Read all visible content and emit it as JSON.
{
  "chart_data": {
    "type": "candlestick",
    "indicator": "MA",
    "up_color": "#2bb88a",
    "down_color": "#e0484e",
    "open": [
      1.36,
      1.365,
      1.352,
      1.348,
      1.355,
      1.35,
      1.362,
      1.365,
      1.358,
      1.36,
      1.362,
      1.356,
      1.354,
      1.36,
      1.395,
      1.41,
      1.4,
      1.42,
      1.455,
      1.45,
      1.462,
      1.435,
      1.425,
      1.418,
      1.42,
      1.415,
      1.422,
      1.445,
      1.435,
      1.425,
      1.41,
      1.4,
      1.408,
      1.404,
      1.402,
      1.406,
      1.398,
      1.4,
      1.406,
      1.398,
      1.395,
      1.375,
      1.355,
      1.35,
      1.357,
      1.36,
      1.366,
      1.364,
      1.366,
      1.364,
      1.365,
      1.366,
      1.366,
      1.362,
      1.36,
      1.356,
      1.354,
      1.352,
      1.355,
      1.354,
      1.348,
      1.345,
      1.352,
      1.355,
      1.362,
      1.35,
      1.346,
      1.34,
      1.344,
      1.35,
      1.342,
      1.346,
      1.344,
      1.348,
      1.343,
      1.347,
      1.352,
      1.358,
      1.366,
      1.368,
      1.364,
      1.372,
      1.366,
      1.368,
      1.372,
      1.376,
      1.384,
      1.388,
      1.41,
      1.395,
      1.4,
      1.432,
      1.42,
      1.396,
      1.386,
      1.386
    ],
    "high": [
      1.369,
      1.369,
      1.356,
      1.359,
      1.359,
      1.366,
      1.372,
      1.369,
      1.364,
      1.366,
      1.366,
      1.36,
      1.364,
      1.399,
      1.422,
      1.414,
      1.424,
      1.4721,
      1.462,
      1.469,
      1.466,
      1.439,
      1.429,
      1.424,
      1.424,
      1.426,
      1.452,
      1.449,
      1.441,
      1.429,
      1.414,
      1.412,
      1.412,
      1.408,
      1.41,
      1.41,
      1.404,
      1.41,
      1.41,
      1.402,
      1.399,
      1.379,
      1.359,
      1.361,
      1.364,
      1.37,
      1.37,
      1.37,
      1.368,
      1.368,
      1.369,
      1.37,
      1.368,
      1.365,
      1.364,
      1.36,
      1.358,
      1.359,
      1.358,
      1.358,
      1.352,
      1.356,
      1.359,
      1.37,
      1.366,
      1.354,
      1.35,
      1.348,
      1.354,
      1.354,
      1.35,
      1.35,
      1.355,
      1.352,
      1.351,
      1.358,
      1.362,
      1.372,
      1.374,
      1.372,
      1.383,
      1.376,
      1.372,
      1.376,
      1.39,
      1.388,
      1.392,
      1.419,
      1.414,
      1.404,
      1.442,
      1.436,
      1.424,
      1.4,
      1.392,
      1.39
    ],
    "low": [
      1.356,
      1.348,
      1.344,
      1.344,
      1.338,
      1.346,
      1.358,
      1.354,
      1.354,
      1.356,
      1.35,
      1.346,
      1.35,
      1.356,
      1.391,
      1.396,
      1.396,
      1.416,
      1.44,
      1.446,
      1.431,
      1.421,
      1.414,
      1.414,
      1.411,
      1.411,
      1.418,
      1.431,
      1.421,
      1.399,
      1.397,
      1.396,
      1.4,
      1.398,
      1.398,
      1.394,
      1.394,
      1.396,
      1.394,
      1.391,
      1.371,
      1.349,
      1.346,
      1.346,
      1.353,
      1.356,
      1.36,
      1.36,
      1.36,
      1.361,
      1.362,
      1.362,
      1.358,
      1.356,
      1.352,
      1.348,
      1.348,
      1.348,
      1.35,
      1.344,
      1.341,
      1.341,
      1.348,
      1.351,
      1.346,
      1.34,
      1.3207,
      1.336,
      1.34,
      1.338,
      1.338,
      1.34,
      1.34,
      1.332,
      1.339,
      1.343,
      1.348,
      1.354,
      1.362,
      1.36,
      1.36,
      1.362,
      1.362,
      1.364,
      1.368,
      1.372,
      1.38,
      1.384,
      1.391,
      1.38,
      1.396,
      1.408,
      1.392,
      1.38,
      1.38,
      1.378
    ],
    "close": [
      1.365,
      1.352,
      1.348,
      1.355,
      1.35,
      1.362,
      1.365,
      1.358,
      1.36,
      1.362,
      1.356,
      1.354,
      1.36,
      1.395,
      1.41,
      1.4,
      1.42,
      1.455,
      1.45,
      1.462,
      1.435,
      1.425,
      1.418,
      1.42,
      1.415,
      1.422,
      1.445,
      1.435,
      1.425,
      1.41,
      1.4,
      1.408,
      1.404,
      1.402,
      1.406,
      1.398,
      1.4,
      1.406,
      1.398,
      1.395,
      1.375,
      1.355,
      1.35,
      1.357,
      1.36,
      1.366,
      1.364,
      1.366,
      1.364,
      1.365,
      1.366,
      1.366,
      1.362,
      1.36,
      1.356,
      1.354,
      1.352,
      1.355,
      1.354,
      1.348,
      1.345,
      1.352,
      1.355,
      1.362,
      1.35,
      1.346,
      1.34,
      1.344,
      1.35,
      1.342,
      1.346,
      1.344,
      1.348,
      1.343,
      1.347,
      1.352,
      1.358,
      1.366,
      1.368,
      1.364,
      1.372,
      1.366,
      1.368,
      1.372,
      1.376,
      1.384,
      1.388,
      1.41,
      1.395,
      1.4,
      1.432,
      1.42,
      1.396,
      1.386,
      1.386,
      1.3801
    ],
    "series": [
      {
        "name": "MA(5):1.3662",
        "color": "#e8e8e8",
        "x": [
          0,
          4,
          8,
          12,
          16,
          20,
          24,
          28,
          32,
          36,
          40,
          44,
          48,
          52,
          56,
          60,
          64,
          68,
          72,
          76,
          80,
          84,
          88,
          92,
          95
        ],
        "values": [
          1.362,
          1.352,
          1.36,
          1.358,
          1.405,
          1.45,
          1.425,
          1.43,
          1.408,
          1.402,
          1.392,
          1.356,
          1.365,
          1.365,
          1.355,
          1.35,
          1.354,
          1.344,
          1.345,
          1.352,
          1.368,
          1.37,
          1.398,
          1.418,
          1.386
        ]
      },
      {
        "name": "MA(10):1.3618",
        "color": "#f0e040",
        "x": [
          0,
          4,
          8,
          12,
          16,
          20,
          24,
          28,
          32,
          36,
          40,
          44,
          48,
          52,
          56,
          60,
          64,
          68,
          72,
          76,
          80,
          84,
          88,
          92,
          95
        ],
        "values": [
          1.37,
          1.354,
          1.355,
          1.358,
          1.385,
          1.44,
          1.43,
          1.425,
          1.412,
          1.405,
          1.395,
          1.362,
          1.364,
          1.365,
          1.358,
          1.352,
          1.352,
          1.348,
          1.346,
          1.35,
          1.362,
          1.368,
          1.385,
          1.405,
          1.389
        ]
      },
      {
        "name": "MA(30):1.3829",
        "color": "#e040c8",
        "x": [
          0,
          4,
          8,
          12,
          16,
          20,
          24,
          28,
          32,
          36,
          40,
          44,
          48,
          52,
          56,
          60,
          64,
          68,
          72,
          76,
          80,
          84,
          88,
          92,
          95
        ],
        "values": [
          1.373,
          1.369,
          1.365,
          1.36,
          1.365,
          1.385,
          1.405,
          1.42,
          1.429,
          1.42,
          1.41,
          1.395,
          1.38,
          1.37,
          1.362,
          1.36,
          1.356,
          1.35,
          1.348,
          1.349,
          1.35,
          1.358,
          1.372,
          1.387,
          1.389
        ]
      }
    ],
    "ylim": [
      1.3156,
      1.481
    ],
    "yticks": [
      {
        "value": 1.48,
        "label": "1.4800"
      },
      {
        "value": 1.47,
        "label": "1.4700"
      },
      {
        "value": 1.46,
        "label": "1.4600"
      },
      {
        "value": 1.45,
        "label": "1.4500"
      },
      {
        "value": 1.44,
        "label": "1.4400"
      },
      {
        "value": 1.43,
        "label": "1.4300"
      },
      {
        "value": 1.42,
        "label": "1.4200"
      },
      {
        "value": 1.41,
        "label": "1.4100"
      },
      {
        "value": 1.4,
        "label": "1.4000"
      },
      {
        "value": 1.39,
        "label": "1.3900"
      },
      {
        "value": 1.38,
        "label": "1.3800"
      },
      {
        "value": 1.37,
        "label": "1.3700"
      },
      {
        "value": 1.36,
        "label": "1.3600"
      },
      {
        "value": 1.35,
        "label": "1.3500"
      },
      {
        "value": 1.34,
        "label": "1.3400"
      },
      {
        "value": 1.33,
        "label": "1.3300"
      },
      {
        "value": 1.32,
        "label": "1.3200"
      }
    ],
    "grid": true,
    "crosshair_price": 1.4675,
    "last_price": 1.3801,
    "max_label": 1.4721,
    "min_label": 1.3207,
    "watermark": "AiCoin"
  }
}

Short task: From the data above, copy out every line with the string "name" in it.

Answer to this exercise:
        "name": "MA(5):1.3662",
        "name": "MA(10):1.3618",
        "name": "MA(30):1.3829",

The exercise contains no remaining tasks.